* Exercise brief: Gather every row below that contains the word "Photo" and copy each one in full.

* Extracted data:
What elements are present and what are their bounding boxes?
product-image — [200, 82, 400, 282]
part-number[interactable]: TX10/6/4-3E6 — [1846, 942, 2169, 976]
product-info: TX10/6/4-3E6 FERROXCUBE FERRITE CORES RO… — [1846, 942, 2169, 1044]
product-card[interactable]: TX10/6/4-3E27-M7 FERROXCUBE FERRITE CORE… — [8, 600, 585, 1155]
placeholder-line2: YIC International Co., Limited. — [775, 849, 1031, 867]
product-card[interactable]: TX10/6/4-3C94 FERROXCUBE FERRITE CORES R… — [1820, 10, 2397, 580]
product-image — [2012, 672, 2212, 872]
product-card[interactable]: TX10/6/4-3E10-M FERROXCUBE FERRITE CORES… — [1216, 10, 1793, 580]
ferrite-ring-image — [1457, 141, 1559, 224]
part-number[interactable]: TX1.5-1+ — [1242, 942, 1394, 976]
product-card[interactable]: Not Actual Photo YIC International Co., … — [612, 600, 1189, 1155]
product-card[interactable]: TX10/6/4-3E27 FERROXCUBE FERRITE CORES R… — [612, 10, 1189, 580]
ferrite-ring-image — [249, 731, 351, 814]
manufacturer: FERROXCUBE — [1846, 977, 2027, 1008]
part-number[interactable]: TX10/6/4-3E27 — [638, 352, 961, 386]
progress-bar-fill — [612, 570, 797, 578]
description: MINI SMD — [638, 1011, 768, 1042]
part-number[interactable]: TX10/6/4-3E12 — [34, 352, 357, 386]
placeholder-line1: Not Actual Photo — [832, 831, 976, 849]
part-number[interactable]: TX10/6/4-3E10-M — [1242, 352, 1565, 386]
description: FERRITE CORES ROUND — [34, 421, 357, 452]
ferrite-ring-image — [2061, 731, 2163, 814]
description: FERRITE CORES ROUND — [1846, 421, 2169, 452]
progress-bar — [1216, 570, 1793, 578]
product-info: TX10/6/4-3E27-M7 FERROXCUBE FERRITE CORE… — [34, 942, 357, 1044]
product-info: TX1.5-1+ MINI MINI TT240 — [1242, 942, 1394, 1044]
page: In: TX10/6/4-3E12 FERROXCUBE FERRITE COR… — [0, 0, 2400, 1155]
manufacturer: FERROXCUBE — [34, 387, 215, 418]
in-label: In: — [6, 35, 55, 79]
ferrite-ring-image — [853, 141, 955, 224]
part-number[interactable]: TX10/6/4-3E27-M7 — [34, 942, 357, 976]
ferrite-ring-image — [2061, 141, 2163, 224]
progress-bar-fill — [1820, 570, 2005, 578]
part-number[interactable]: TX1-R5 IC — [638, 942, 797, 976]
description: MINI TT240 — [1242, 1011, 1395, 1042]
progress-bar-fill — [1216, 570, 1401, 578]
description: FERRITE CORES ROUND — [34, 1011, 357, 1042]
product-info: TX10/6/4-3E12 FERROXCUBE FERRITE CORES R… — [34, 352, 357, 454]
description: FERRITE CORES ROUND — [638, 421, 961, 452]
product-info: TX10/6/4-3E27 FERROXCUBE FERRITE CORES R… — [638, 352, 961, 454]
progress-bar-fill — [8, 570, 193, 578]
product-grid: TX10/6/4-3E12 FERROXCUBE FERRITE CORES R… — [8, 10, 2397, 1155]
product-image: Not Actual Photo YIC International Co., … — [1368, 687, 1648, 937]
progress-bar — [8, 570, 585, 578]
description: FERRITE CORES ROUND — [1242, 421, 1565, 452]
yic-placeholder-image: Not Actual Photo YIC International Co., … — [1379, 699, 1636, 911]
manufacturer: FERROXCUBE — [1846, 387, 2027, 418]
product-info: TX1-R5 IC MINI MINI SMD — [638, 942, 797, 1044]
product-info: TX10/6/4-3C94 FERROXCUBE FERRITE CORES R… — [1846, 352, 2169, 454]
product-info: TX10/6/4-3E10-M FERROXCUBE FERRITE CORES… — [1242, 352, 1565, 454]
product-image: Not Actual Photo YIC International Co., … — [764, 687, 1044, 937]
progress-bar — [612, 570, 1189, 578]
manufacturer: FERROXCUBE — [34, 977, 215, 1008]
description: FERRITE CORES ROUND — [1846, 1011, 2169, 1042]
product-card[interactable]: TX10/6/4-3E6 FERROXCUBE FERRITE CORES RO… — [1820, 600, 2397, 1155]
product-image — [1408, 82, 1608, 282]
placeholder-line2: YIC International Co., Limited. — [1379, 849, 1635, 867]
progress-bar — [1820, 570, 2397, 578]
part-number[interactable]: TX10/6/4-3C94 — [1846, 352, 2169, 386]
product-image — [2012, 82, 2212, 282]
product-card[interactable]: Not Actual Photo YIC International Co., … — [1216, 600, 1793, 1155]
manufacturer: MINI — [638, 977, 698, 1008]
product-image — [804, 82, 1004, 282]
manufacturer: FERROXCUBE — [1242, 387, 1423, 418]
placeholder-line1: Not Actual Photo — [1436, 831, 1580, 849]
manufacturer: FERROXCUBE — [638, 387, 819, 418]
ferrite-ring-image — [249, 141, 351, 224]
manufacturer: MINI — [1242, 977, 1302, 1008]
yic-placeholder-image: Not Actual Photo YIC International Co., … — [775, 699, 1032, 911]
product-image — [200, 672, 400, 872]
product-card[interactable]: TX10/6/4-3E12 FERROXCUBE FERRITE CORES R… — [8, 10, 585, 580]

* Response to the task:
product-card[interactable]: Not Actual Photo YIC International Co., … — [612, 600, 1189, 1155]
placeholder-line1: Not Actual Photo — [832, 831, 976, 849]
product-image: Not Actual Photo YIC International Co., … — [1368, 687, 1648, 937]
yic-placeholder-image: Not Actual Photo YIC International Co., … — [1379, 699, 1636, 911]
product-image: Not Actual Photo YIC International Co., … — [764, 687, 1044, 937]
product-card[interactable]: Not Actual Photo YIC International Co., … — [1216, 600, 1793, 1155]
placeholder-line1: Not Actual Photo — [1436, 831, 1580, 849]
yic-placeholder-image: Not Actual Photo YIC International Co., … — [775, 699, 1032, 911]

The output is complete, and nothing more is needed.